WHAT TO PRODUCE: Locate each line containing the string "potatoes" and copy it out.

RECORDED INFORMATION:

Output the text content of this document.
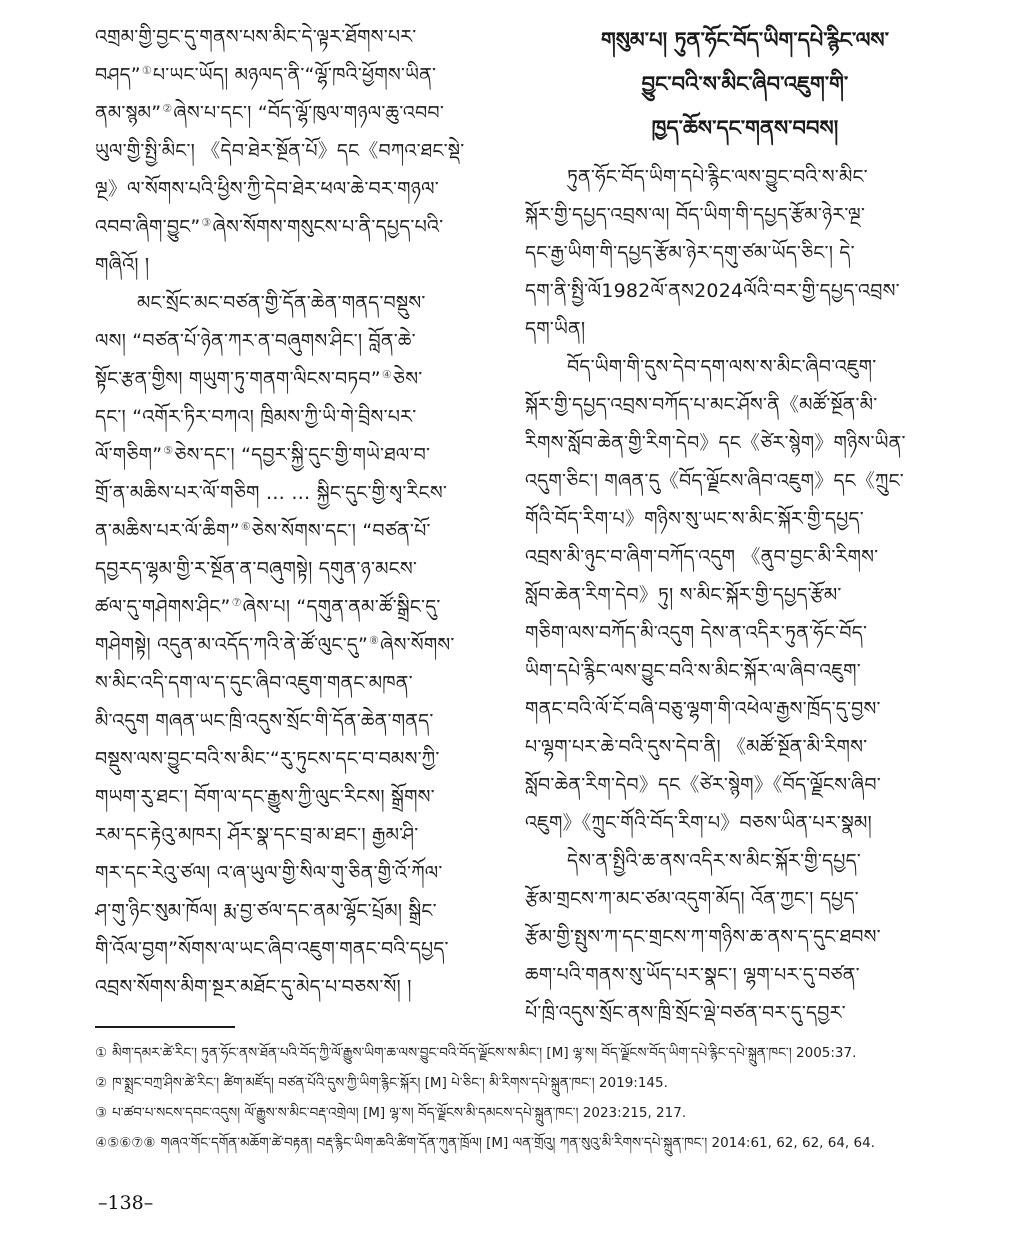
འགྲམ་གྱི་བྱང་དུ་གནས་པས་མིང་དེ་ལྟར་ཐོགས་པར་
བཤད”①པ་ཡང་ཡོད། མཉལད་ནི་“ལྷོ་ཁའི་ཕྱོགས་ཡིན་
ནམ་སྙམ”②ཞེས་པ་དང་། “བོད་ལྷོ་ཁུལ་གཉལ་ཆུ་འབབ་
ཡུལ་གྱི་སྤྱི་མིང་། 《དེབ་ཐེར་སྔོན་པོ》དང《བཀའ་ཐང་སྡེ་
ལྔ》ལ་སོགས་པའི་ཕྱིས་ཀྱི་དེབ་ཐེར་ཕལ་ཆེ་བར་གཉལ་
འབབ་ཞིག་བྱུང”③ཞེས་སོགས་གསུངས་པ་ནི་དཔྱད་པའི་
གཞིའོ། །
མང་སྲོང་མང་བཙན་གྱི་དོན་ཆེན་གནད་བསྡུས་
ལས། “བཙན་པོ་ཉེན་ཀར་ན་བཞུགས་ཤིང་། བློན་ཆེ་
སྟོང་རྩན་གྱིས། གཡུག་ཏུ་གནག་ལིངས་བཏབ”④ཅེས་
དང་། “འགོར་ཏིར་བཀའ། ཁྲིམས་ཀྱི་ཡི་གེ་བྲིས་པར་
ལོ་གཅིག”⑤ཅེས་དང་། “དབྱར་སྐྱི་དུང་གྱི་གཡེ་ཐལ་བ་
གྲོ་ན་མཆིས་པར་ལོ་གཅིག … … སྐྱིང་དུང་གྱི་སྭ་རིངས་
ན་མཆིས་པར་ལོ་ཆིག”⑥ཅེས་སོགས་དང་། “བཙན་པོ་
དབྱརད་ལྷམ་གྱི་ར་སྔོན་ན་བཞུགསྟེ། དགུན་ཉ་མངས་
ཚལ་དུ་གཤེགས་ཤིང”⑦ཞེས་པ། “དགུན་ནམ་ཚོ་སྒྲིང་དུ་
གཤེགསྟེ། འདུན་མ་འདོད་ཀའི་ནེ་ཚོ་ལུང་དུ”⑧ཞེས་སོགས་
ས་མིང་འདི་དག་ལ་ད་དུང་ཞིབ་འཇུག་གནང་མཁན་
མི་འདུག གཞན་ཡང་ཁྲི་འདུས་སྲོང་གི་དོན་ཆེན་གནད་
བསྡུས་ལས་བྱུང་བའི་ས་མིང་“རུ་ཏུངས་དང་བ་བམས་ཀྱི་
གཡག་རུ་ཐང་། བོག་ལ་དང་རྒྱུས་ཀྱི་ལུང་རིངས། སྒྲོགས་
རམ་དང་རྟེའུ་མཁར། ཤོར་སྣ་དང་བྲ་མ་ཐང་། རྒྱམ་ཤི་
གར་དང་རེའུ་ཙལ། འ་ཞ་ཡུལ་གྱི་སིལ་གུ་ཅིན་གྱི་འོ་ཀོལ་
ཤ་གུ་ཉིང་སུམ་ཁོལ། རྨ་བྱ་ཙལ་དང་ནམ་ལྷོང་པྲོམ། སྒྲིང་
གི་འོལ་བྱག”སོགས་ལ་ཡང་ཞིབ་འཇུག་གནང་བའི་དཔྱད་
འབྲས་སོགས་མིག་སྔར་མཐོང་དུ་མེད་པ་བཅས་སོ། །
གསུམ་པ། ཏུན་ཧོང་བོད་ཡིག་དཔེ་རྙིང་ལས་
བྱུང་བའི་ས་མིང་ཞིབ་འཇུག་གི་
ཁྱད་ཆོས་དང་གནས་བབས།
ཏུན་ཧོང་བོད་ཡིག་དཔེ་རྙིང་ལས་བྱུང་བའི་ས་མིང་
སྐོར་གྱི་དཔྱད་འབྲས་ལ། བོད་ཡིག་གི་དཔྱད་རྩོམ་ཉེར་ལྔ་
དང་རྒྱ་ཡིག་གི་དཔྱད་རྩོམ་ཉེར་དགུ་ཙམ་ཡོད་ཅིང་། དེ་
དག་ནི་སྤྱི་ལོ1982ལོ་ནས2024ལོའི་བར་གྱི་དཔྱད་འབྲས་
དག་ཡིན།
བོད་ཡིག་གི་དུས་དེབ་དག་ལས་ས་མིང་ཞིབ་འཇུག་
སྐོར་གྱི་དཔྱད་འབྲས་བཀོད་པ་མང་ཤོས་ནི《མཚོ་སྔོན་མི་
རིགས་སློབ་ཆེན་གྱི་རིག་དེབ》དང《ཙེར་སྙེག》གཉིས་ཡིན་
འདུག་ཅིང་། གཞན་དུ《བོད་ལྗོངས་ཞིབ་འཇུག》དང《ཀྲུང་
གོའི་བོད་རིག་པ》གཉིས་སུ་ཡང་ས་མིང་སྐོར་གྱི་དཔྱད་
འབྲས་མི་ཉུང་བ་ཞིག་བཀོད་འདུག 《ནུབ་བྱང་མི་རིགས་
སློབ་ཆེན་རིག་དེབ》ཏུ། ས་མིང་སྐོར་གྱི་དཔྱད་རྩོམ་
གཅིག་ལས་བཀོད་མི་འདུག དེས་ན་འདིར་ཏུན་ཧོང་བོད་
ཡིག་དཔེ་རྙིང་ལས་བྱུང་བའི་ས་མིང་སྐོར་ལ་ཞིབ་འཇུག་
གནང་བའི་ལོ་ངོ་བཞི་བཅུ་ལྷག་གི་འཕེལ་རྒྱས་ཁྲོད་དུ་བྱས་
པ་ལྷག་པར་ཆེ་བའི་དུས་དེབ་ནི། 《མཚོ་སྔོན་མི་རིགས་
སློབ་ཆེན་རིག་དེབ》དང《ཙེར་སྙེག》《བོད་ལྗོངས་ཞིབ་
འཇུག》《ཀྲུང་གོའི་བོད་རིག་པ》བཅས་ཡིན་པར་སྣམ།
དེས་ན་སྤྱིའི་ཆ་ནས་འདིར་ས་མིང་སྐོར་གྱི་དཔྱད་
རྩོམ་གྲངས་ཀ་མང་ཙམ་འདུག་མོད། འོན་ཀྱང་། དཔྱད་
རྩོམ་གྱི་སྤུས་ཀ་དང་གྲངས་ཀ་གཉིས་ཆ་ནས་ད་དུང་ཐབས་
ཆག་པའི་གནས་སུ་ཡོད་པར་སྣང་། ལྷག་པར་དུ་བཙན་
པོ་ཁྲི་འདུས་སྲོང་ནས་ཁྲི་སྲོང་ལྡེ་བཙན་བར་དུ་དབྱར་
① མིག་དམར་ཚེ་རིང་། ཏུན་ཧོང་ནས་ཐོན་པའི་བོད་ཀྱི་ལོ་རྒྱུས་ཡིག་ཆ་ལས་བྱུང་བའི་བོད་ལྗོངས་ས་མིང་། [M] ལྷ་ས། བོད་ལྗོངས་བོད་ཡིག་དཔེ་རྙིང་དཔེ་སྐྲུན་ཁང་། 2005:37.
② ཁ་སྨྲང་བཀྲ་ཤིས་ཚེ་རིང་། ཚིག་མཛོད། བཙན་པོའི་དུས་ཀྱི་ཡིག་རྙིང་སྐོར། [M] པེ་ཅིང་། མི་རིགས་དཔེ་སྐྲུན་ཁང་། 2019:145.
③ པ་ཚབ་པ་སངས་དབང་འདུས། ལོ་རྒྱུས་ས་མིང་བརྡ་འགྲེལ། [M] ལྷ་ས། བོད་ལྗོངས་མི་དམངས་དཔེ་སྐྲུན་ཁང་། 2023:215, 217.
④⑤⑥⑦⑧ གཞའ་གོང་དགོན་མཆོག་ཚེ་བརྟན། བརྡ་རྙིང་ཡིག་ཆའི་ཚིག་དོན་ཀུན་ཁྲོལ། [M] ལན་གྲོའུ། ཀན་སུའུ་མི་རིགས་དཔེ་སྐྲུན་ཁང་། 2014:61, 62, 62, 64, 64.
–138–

==

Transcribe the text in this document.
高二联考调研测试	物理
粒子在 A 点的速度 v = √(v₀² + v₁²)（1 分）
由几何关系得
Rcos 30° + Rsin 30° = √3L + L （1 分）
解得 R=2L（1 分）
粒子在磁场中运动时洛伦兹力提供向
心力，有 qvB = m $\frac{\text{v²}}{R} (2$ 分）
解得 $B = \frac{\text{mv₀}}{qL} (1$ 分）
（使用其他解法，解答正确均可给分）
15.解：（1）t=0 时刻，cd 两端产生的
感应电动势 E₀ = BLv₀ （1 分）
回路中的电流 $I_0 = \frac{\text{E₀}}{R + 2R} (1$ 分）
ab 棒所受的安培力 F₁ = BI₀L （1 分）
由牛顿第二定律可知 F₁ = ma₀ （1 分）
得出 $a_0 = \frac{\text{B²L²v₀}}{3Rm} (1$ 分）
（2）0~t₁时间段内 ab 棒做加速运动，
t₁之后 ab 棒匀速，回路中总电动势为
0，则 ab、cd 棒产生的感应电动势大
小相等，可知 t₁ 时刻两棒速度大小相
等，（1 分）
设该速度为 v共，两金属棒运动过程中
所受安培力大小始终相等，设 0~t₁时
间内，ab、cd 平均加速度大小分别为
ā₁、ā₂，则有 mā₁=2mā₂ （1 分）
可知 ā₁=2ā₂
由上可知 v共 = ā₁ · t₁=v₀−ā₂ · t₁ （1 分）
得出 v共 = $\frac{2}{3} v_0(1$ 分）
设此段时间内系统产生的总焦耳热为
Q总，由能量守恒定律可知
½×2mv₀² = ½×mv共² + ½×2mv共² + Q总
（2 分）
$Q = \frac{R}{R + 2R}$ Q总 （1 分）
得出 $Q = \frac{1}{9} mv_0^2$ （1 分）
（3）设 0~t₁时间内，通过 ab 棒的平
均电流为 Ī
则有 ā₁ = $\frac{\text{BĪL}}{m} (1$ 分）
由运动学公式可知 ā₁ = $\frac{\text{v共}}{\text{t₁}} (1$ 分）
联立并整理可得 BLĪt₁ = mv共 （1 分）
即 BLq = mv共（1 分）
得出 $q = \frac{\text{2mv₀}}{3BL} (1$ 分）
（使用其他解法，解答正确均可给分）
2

==

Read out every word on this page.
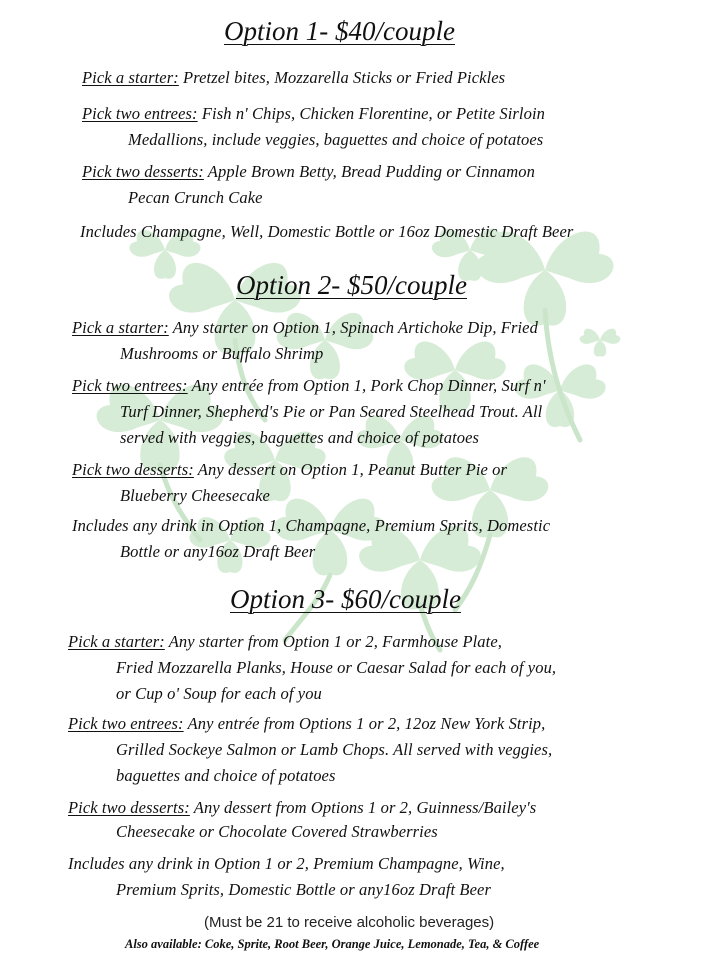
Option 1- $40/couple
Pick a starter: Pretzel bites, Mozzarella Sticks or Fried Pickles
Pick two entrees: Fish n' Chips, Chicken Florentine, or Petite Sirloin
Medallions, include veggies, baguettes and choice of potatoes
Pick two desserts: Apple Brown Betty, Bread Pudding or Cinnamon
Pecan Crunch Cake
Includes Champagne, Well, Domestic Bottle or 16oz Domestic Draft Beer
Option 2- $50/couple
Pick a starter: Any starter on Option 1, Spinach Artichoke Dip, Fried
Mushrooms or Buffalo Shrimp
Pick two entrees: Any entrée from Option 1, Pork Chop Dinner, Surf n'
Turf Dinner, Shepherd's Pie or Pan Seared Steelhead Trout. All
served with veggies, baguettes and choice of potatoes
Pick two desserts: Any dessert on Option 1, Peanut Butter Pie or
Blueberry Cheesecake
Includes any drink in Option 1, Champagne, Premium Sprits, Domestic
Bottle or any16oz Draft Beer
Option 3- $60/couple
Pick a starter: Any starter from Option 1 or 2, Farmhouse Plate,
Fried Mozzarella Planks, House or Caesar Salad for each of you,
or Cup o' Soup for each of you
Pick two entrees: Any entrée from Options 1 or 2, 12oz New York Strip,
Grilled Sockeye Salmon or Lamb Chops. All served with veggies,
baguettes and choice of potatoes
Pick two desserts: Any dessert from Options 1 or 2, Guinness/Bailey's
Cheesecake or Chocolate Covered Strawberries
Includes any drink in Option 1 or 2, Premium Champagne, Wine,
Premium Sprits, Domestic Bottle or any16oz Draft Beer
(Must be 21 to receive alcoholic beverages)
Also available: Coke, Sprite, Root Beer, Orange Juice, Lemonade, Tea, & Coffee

EXERCISE OUTPUT:
Medallions, include veggies, baguettes and choice of potatoes
served with veggies, baguettes and choice of potatoes
baguettes and choice of potatoes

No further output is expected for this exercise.